Copy each line below in which the word "Crime" occurs.

-- start of Supplied information --

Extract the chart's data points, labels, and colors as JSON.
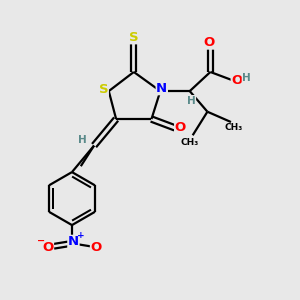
{
  "bg_color": "#e8e8e8",
  "atom_colors": {
    "C": "#000000",
    "H": "#5a8a8a",
    "N": "#0000ff",
    "O": "#ff0000",
    "S": "#cccc00"
  },
  "bond_color": "#000000",
  "figsize": [
    3.0,
    3.0
  ],
  "dpi": 100,
  "lw": 1.6
}
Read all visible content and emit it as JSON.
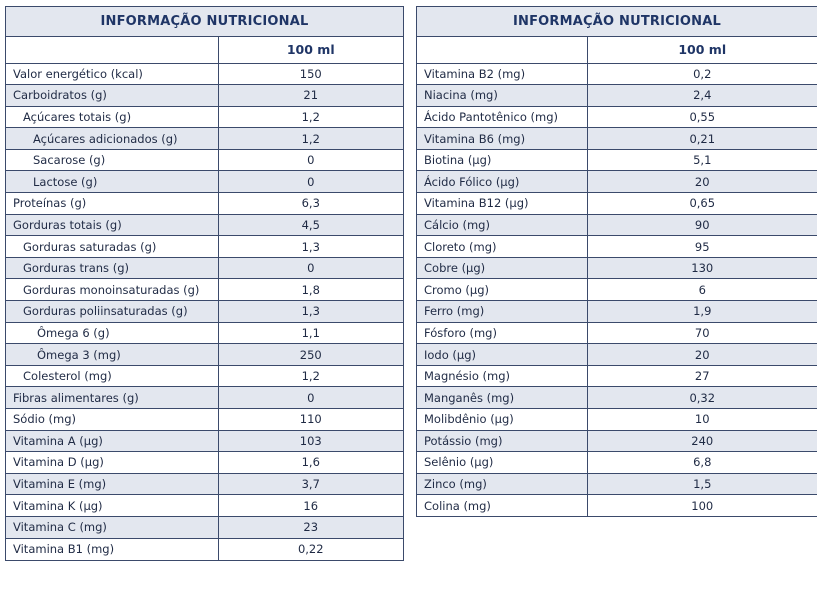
{
  "left": {
    "title": "INFORMAÇÃO NUTRICIONAL",
    "column_header": "100 ml",
    "rows": [
      {
        "name": "Valor energético (kcal)",
        "value": "150",
        "indent": 0,
        "shade": false
      },
      {
        "name": "Carboidratos (g)",
        "value": "21",
        "indent": 0,
        "shade": true
      },
      {
        "name": "Açúcares totais (g)",
        "value": "1,2",
        "indent": 1,
        "shade": false
      },
      {
        "name": "Açúcares adicionados (g)",
        "value": "1,2",
        "indent": 2,
        "shade": true
      },
      {
        "name": "Sacarose (g)",
        "value": "0",
        "indent": 2,
        "shade": false
      },
      {
        "name": "Lactose (g)",
        "value": "0",
        "indent": 2,
        "shade": true
      },
      {
        "name": "Proteínas (g)",
        "value": "6,3",
        "indent": 0,
        "shade": false
      },
      {
        "name": "Gorduras totais (g)",
        "value": "4,5",
        "indent": 0,
        "shade": true
      },
      {
        "name": "Gorduras saturadas (g)",
        "value": "1,3",
        "indent": 1,
        "shade": false
      },
      {
        "name": "Gorduras trans (g)",
        "value": "0",
        "indent": 1,
        "shade": true
      },
      {
        "name": "Gorduras monoinsaturadas (g)",
        "value": "1,8",
        "indent": 1,
        "shade": false
      },
      {
        "name": "Gorduras poliinsaturadas (g)",
        "value": "1,3",
        "indent": 1,
        "shade": true
      },
      {
        "name": "Ômega 6 (g)",
        "value": "1,1",
        "indent": 3,
        "shade": false
      },
      {
        "name": "Ômega 3 (mg)",
        "value": "250",
        "indent": 3,
        "shade": true
      },
      {
        "name": "Colesterol (mg)",
        "value": "1,2",
        "indent": 1,
        "shade": false
      },
      {
        "name": "Fibras alimentares (g)",
        "value": "0",
        "indent": 0,
        "shade": true
      },
      {
        "name": "Sódio (mg)",
        "value": "110",
        "indent": 0,
        "shade": false
      },
      {
        "name": "Vitamina A (µg)",
        "value": "103",
        "indent": 0,
        "shade": true
      },
      {
        "name": "Vitamina D (µg)",
        "value": "1,6",
        "indent": 0,
        "shade": false
      },
      {
        "name": "Vitamina E (mg)",
        "value": "3,7",
        "indent": 0,
        "shade": true
      },
      {
        "name": "Vitamina K (µg)",
        "value": "16",
        "indent": 0,
        "shade": false
      },
      {
        "name": "Vitamina C (mg)",
        "value": "23",
        "indent": 0,
        "shade": true
      },
      {
        "name": "Vitamina B1 (mg)",
        "value": "0,22",
        "indent": 0,
        "shade": false
      }
    ]
  },
  "right": {
    "title": "INFORMAÇÃO NUTRICIONAL",
    "column_header": "100 ml",
    "rows": [
      {
        "name": "Vitamina B2 (mg)",
        "value": "0,2",
        "shade": false
      },
      {
        "name": "Niacina (mg)",
        "value": "2,4",
        "shade": true
      },
      {
        "name": "Ácido Pantotênico (mg)",
        "value": "0,55",
        "shade": false
      },
      {
        "name": "Vitamina B6 (mg)",
        "value": "0,21",
        "shade": true
      },
      {
        "name": "Biotina (µg)",
        "value": "5,1",
        "shade": false
      },
      {
        "name": "Ácido Fólico (µg)",
        "value": "20",
        "shade": true
      },
      {
        "name": "Vitamina B12 (µg)",
        "value": "0,65",
        "shade": false
      },
      {
        "name": "Cálcio (mg)",
        "value": "90",
        "shade": true
      },
      {
        "name": "Cloreto (mg)",
        "value": "95",
        "shade": false
      },
      {
        "name": "Cobre (µg)",
        "value": "130",
        "shade": true
      },
      {
        "name": "Cromo (µg)",
        "value": "6",
        "shade": false
      },
      {
        "name": "Ferro (mg)",
        "value": "1,9",
        "shade": true
      },
      {
        "name": "Fósforo (mg)",
        "value": "70",
        "shade": false
      },
      {
        "name": "Iodo (µg)",
        "value": "20",
        "shade": true
      },
      {
        "name": "Magnésio (mg)",
        "value": "27",
        "shade": false
      },
      {
        "name": "Manganês (mg)",
        "value": "0,32",
        "shade": true
      },
      {
        "name": "Molibdênio (µg)",
        "value": "10",
        "shade": false
      },
      {
        "name": "Potássio (mg)",
        "value": "240",
        "shade": true
      },
      {
        "name": "Selênio (µg)",
        "value": "6,8",
        "shade": false
      },
      {
        "name": "Zinco (mg)",
        "value": "1,5",
        "shade": true
      },
      {
        "name": "Colina (mg)",
        "value": "100",
        "shade": false
      }
    ]
  }
}
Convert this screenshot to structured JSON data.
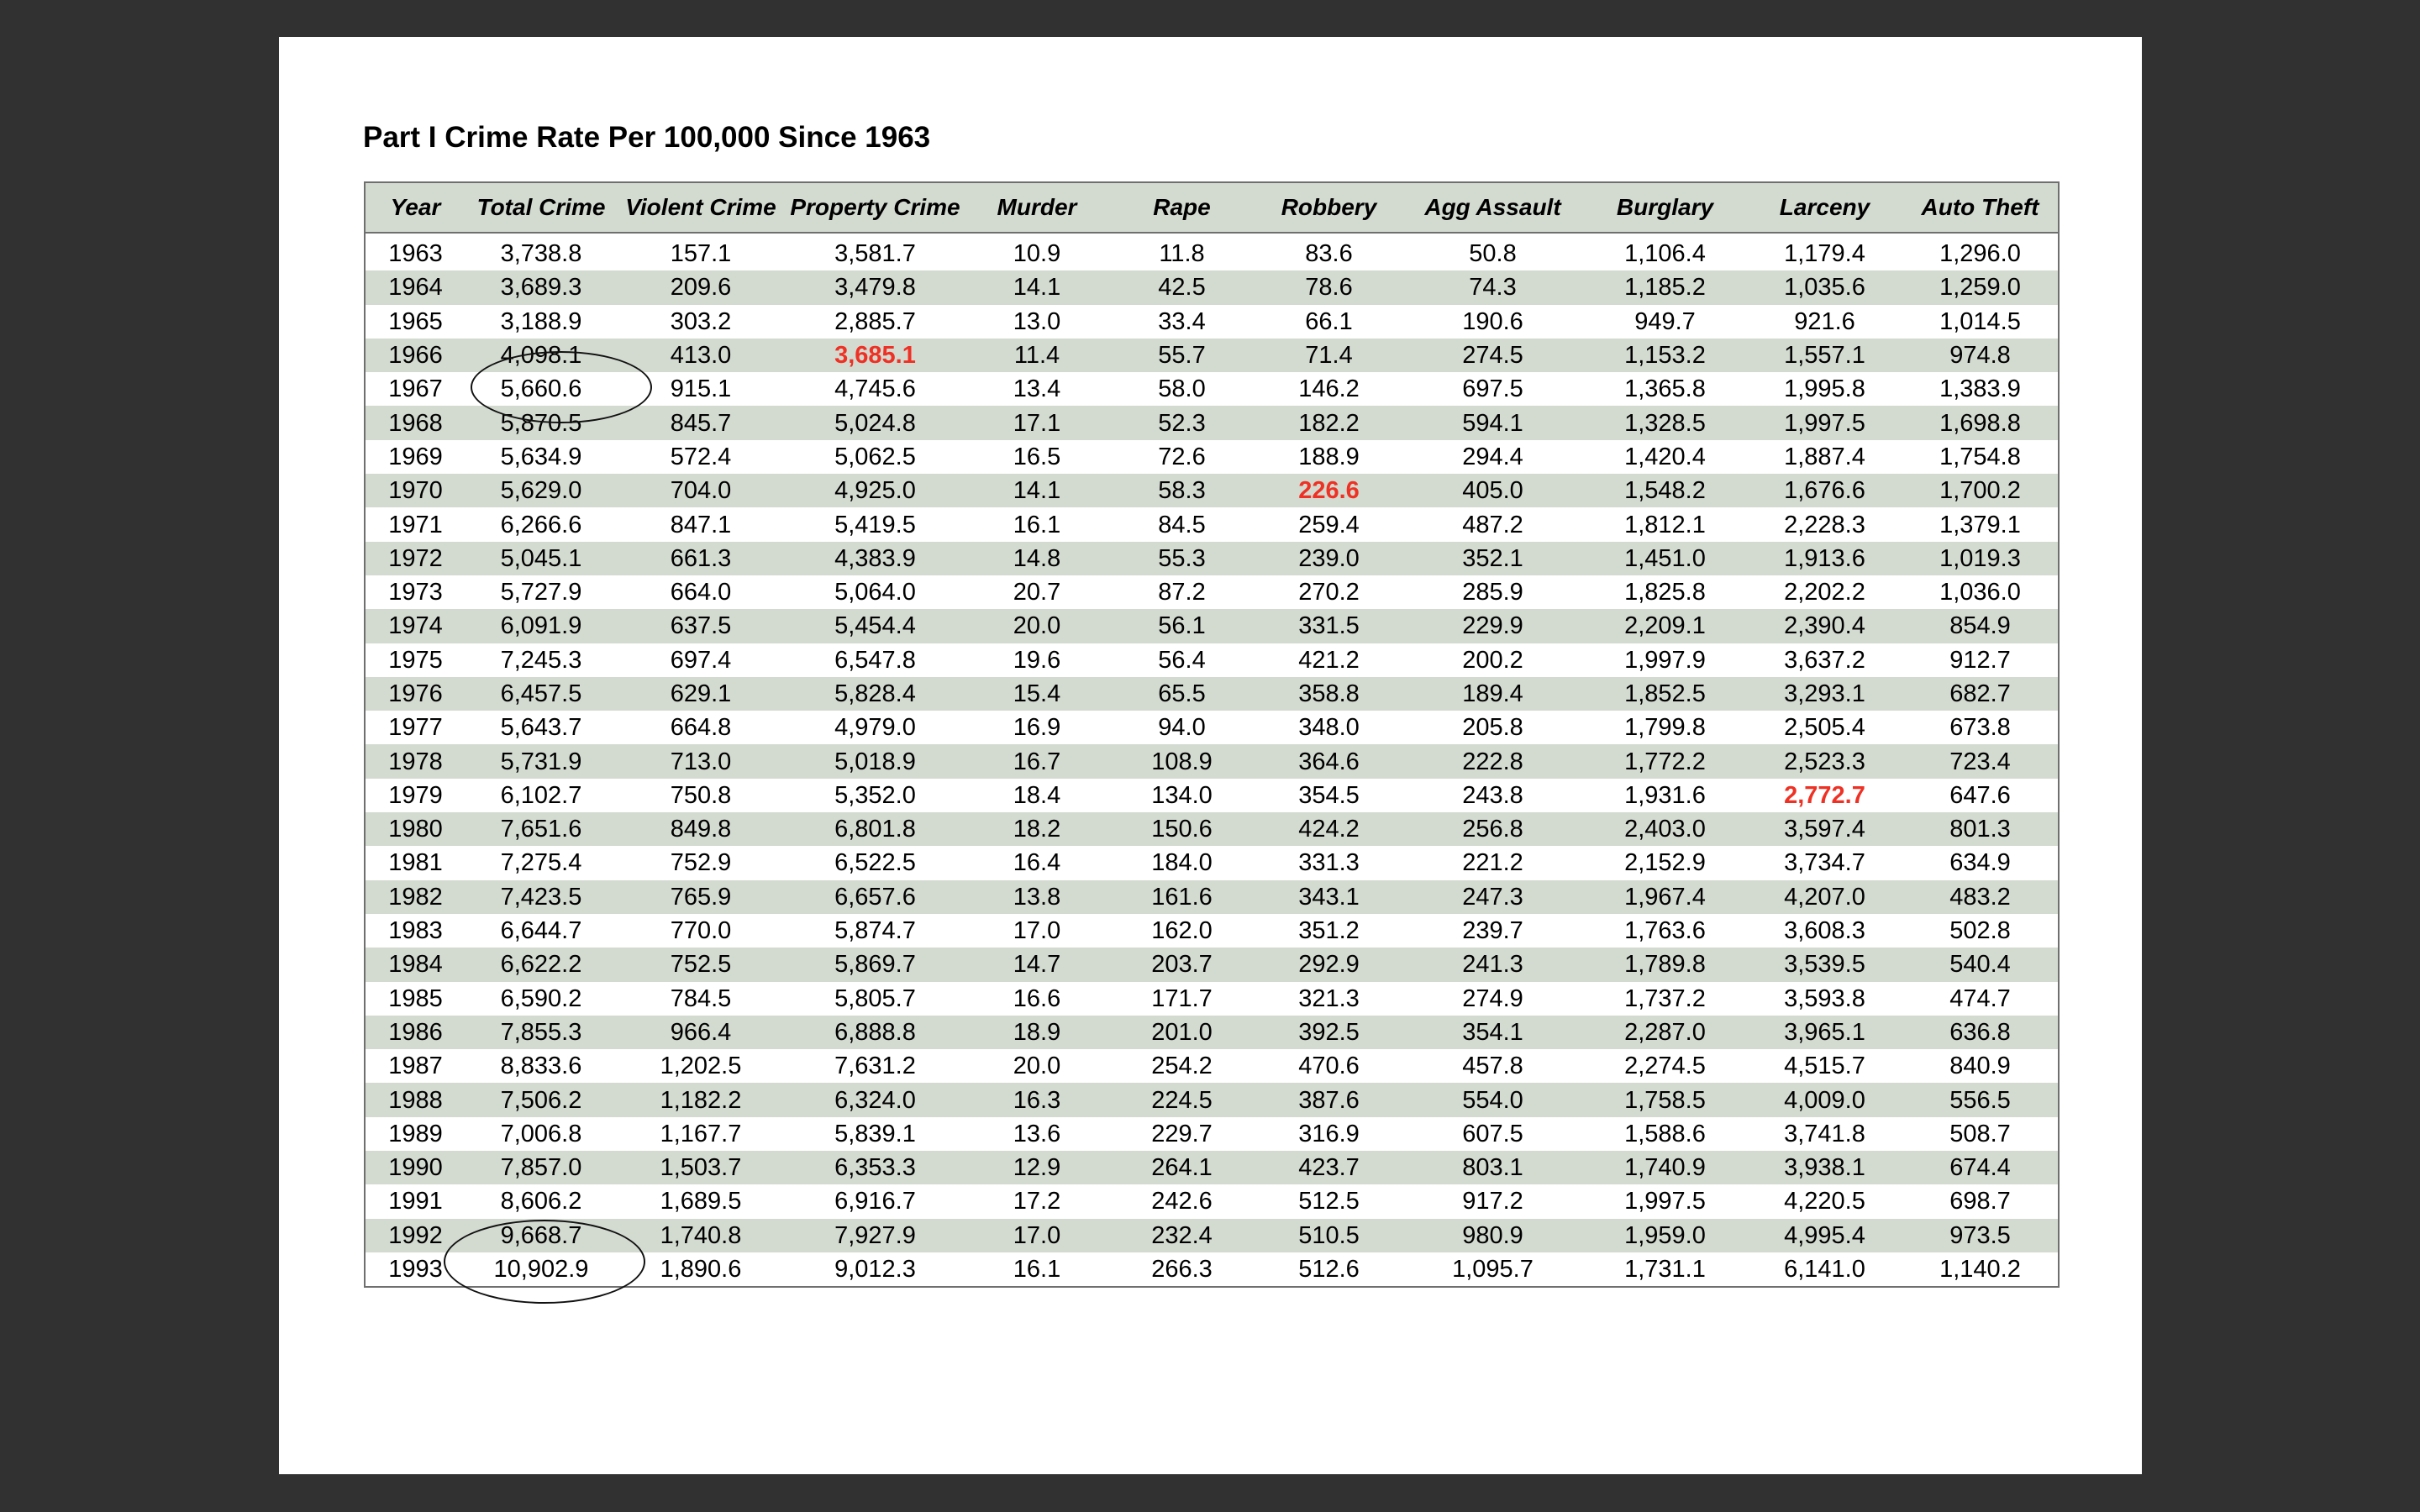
{
  "title": "Part I Crime Rate Per 100,000 Since 1963",
  "columns": [
    "Year",
    "Total Crime",
    "Violent Crime",
    "Property Crime",
    "Murder",
    "Rape",
    "Robbery",
    "Agg Assault",
    "Burglary",
    "Larceny",
    "Auto Theft"
  ],
  "rows": [
    [
      "1963",
      "3,738.8",
      "157.1",
      "3,581.7",
      "10.9",
      "11.8",
      "83.6",
      "50.8",
      "1,106.4",
      "1,179.4",
      "1,296.0"
    ],
    [
      "1964",
      "3,689.3",
      "209.6",
      "3,479.8",
      "14.1",
      "42.5",
      "78.6",
      "74.3",
      "1,185.2",
      "1,035.6",
      "1,259.0"
    ],
    [
      "1965",
      "3,188.9",
      "303.2",
      "2,885.7",
      "13.0",
      "33.4",
      "66.1",
      "190.6",
      "949.7",
      "921.6",
      "1,014.5"
    ],
    [
      "1966",
      "4,098.1",
      "413.0",
      "3,685.1",
      "11.4",
      "55.7",
      "71.4",
      "274.5",
      "1,153.2",
      "1,557.1",
      "974.8"
    ],
    [
      "1967",
      "5,660.6",
      "915.1",
      "4,745.6",
      "13.4",
      "58.0",
      "146.2",
      "697.5",
      "1,365.8",
      "1,995.8",
      "1,383.9"
    ],
    [
      "1968",
      "5,870.5",
      "845.7",
      "5,024.8",
      "17.1",
      "52.3",
      "182.2",
      "594.1",
      "1,328.5",
      "1,997.5",
      "1,698.8"
    ],
    [
      "1969",
      "5,634.9",
      "572.4",
      "5,062.5",
      "16.5",
      "72.6",
      "188.9",
      "294.4",
      "1,420.4",
      "1,887.4",
      "1,754.8"
    ],
    [
      "1970",
      "5,629.0",
      "704.0",
      "4,925.0",
      "14.1",
      "58.3",
      "226.6",
      "405.0",
      "1,548.2",
      "1,676.6",
      "1,700.2"
    ],
    [
      "1971",
      "6,266.6",
      "847.1",
      "5,419.5",
      "16.1",
      "84.5",
      "259.4",
      "487.2",
      "1,812.1",
      "2,228.3",
      "1,379.1"
    ],
    [
      "1972",
      "5,045.1",
      "661.3",
      "4,383.9",
      "14.8",
      "55.3",
      "239.0",
      "352.1",
      "1,451.0",
      "1,913.6",
      "1,019.3"
    ],
    [
      "1973",
      "5,727.9",
      "664.0",
      "5,064.0",
      "20.7",
      "87.2",
      "270.2",
      "285.9",
      "1,825.8",
      "2,202.2",
      "1,036.0"
    ],
    [
      "1974",
      "6,091.9",
      "637.5",
      "5,454.4",
      "20.0",
      "56.1",
      "331.5",
      "229.9",
      "2,209.1",
      "2,390.4",
      "854.9"
    ],
    [
      "1975",
      "7,245.3",
      "697.4",
      "6,547.8",
      "19.6",
      "56.4",
      "421.2",
      "200.2",
      "1,997.9",
      "3,637.2",
      "912.7"
    ],
    [
      "1976",
      "6,457.5",
      "629.1",
      "5,828.4",
      "15.4",
      "65.5",
      "358.8",
      "189.4",
      "1,852.5",
      "3,293.1",
      "682.7"
    ],
    [
      "1977",
      "5,643.7",
      "664.8",
      "4,979.0",
      "16.9",
      "94.0",
      "348.0",
      "205.8",
      "1,799.8",
      "2,505.4",
      "673.8"
    ],
    [
      "1978",
      "5,731.9",
      "713.0",
      "5,018.9",
      "16.7",
      "108.9",
      "364.6",
      "222.8",
      "1,772.2",
      "2,523.3",
      "723.4"
    ],
    [
      "1979",
      "6,102.7",
      "750.8",
      "5,352.0",
      "18.4",
      "134.0",
      "354.5",
      "243.8",
      "1,931.6",
      "2,772.7",
      "647.6"
    ],
    [
      "1980",
      "7,651.6",
      "849.8",
      "6,801.8",
      "18.2",
      "150.6",
      "424.2",
      "256.8",
      "2,403.0",
      "3,597.4",
      "801.3"
    ],
    [
      "1981",
      "7,275.4",
      "752.9",
      "6,522.5",
      "16.4",
      "184.0",
      "331.3",
      "221.2",
      "2,152.9",
      "3,734.7",
      "634.9"
    ],
    [
      "1982",
      "7,423.5",
      "765.9",
      "6,657.6",
      "13.8",
      "161.6",
      "343.1",
      "247.3",
      "1,967.4",
      "4,207.0",
      "483.2"
    ],
    [
      "1983",
      "6,644.7",
      "770.0",
      "5,874.7",
      "17.0",
      "162.0",
      "351.2",
      "239.7",
      "1,763.6",
      "3,608.3",
      "502.8"
    ],
    [
      "1984",
      "6,622.2",
      "752.5",
      "5,869.7",
      "14.7",
      "203.7",
      "292.9",
      "241.3",
      "1,789.8",
      "3,539.5",
      "540.4"
    ],
    [
      "1985",
      "6,590.2",
      "784.5",
      "5,805.7",
      "16.6",
      "171.7",
      "321.3",
      "274.9",
      "1,737.2",
      "3,593.8",
      "474.7"
    ],
    [
      "1986",
      "7,855.3",
      "966.4",
      "6,888.8",
      "18.9",
      "201.0",
      "392.5",
      "354.1",
      "2,287.0",
      "3,965.1",
      "636.8"
    ],
    [
      "1987",
      "8,833.6",
      "1,202.5",
      "7,631.2",
      "20.0",
      "254.2",
      "470.6",
      "457.8",
      "2,274.5",
      "4,515.7",
      "840.9"
    ],
    [
      "1988",
      "7,506.2",
      "1,182.2",
      "6,324.0",
      "16.3",
      "224.5",
      "387.6",
      "554.0",
      "1,758.5",
      "4,009.0",
      "556.5"
    ],
    [
      "1989",
      "7,006.8",
      "1,167.7",
      "5,839.1",
      "13.6",
      "229.7",
      "316.9",
      "607.5",
      "1,588.6",
      "3,741.8",
      "508.7"
    ],
    [
      "1990",
      "7,857.0",
      "1,503.7",
      "6,353.3",
      "12.9",
      "264.1",
      "423.7",
      "803.1",
      "1,740.9",
      "3,938.1",
      "674.4"
    ],
    [
      "1991",
      "8,606.2",
      "1,689.5",
      "6,916.7",
      "17.2",
      "242.6",
      "512.5",
      "917.2",
      "1,997.5",
      "4,220.5",
      "698.7"
    ],
    [
      "1992",
      "9,668.7",
      "1,740.8",
      "7,927.9",
      "17.0",
      "232.4",
      "510.5",
      "980.9",
      "1,959.0",
      "4,995.4",
      "973.5"
    ],
    [
      "1993",
      "10,902.9",
      "1,890.6",
      "9,012.3",
      "16.1",
      "266.3",
      "512.6",
      "1,095.7",
      "1,731.1",
      "6,141.0",
      "1,140.2"
    ]
  ],
  "highlights": [
    {
      "year": "1966",
      "column": "Property Crime"
    },
    {
      "year": "1970",
      "column": "Robbery"
    },
    {
      "year": "1979",
      "column": "Larceny"
    }
  ],
  "circled": [
    {
      "year": "1967",
      "column": "Total Crime"
    },
    {
      "year": "1993",
      "column": "Total Crime"
    }
  ],
  "colors": {
    "highlight": "#ee3124",
    "stripe": "#d3dbd1",
    "background": "#313131"
  }
}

-- end of Supplied information --

§ **Complete answer**:
  "title": "Part I Crime Rate Per 100,000 Since 1963",
    "Total Crime",
    "Violent Crime",
    "Property Crime",
      "column": "Property Crime"
      "column": "Total Crime"
      "column": "Total Crime"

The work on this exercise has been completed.